TASK REQUIREMENTS
Find the lines with the string "entire" and return them.

EXERCISE DATA
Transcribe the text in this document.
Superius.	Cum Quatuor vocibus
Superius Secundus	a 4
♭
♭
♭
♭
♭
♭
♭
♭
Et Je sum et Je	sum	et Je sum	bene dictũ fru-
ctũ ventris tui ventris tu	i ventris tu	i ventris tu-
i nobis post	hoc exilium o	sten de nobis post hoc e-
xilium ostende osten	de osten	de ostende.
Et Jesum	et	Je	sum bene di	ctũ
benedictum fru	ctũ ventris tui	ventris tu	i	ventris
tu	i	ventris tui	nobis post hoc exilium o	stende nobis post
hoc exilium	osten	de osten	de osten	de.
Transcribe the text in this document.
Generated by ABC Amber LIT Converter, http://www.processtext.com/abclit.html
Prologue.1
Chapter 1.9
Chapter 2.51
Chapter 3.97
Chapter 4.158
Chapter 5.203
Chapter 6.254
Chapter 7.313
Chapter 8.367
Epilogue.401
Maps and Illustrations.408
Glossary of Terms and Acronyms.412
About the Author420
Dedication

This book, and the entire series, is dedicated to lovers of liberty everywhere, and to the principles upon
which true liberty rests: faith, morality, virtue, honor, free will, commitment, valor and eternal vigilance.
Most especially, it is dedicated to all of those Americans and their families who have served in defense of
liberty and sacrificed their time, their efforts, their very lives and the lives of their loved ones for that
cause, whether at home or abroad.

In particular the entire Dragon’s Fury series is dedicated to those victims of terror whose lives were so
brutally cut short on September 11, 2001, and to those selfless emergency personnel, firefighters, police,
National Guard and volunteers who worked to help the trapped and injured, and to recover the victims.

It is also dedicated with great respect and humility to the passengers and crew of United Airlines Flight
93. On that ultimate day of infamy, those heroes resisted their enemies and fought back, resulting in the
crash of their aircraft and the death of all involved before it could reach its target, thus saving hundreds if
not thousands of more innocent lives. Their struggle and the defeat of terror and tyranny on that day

WRITTEN SOLUTION
This book, and the entire series, is dedicated to lovers of liberty everywhere, and to the principles upon
In particular the entire Dragon’s Fury series is dedicated to those victims of terror whose lives were so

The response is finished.